PROVIDED MATERIAL:
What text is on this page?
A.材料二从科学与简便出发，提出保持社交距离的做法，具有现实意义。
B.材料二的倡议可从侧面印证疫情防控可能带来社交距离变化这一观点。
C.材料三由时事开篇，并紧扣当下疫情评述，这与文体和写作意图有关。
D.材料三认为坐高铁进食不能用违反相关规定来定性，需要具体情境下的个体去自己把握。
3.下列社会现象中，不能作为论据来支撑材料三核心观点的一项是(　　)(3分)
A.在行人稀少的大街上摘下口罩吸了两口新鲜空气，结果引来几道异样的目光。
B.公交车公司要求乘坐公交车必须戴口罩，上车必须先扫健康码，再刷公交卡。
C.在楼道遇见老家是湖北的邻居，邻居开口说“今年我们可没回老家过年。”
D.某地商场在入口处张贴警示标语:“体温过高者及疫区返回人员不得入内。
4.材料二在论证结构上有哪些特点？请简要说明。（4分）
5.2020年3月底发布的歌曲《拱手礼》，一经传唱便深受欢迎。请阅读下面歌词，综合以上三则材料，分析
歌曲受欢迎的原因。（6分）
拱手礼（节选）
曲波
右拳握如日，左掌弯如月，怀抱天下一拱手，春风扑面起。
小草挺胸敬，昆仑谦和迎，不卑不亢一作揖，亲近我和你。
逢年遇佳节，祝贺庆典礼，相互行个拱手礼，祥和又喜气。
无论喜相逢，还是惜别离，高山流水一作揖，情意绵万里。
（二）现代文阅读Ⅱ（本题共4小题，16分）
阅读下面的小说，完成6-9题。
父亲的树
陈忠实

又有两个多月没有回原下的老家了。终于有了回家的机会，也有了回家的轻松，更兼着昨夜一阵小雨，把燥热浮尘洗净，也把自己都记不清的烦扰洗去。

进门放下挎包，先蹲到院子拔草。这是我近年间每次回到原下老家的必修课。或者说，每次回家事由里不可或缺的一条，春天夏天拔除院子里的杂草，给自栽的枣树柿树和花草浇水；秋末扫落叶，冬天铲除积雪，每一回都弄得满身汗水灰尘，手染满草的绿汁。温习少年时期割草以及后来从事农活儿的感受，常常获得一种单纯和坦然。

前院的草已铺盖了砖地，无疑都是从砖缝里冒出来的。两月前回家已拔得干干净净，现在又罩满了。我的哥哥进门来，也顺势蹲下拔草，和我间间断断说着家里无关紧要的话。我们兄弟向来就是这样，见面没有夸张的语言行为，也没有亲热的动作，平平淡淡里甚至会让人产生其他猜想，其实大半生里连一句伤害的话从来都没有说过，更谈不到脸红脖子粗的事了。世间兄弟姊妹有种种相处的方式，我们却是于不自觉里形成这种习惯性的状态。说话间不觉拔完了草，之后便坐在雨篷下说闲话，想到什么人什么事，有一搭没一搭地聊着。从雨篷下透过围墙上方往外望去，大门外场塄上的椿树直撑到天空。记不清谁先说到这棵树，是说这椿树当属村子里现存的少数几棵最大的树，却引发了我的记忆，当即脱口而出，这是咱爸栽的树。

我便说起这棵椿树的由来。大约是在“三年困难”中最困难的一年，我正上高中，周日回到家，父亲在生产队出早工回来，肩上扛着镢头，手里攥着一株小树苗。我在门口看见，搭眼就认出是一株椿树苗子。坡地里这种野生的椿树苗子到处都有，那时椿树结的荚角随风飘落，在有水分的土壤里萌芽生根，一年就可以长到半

DIRECTIONS FOR THIS TASK: Return all of the data precisely as it appears.

ANSWER FOR THE TASK:
What text is on this page?
A.材料二从科学与简便出发，提出保持社交距离的做法，具有现实意义。
B.材料二的倡议可从侧面印证疫情防控可能带来社交距离变化这一观点。
C.材料三由时事开篇，并紧扣当下疫情评述，这与文体和写作意图有关。
D.材料三认为坐高铁进食不能用违反相关规定来定性，需要具体情境下的个体去自己把握。
3.下列社会现象中，不能作为论据来支撑材料三核心观点的一项是(　　)(3分)
A.在行人稀少的大街上摘下口罩吸了两口新鲜空气，结果引来几道异样的目光。
B.公交车公司要求乘坐公交车必须戴口罩，上车必须先扫健康码，再刷公交卡。
C.在楼道遇见老家是湖北的邻居，邻居开口说“今年我们可没回老家过年。”
D.某地商场在入口处张贴警示标语:“体温过高者及疫区返回人员不得入内。
4.材料二在论证结构上有哪些特点？请简要说明。（4分）
5.2020年3月底发布的歌曲《拱手礼》，一经传唱便深受欢迎。请阅读下面歌词，综合以上三则材料，分析
歌曲受欢迎的原因。（6分）
拱手礼（节选）
曲波
右拳握如日，左掌弯如月，怀抱天下一拱手，春风扑面起。
小草挺胸敬，昆仑谦和迎，不卑不亢一作揖，亲近我和你。
逢年遇佳节，祝贺庆典礼，相互行个拱手礼，祥和又喜气。
无论喜相逢，还是惜别离，高山流水一作揖，情意绵万里。
（二）现代文阅读Ⅱ（本题共4小题，16分）
阅读下面的小说，完成6-9题。
父亲的树
陈忠实

又有两个多月没有回原下的老家了。终于有了回家的机会，也有了回家的轻松，更兼着昨夜一阵小雨，把燥热浮尘洗净，也把自己都记不清的烦扰洗去。

进门放下挎包，先蹲到院子拔草。这是我近年间每次回到原下老家的必修课。或者说，每次回家事由里不可或缺的一条，春天夏天拔除院子里的杂草，给自栽的枣树柿树和花草浇水；秋末扫落叶，冬天铲除积雪，每一回都弄得满身汗水灰尘，手染满草的绿汁。温习少年时期割草以及后来从事农活儿的感受，常常获得一种单纯和坦然。

前院的草已铺盖了砖地，无疑都是从砖缝里冒出来的。两月前回家已拔得干干净净，现在又罩满了。我的哥哥进门来，也顺势蹲下拔草，和我间间断断说着家里无关紧要的话。我们兄弟向来就是这样，见面没有夸张的语言行为，也没有亲热的动作，平平淡淡里甚至会让人产生其他猜想，其实大半生里连一句伤害的话从来都没有说过，更谈不到脸红脖子粗的事了。世间兄弟姊妹有种种相处的方式，我们却是于不自觉里形成这种习惯性的状态。说话间不觉拔完了草，之后便坐在雨篷下说闲话，想到什么人什么事，有一搭没一搭地聊着。从雨篷下透过围墙上方往外望去，大门外场塄上的椿树直撑到天空。记不清谁先说到这棵树，是说这椿树当属村子里现存的少数几棵最大的树，却引发了我的记忆，当即脱口而出，这是咱爸栽的树。

我便说起这棵椿树的由来。大约是在“三年困难”中最困难的一年，我正上高中，周日回到家，父亲在生产队出早工回来，肩上扛着镢头，手里攥着一株小树苗。我在门口看见，搭眼就认出是一株椿树苗子。坡地里这种野生的椿树苗子到处都有，那时椿树结的荚角随风飘落，在有水分的土壤里萌芽生根，一年就可以长到半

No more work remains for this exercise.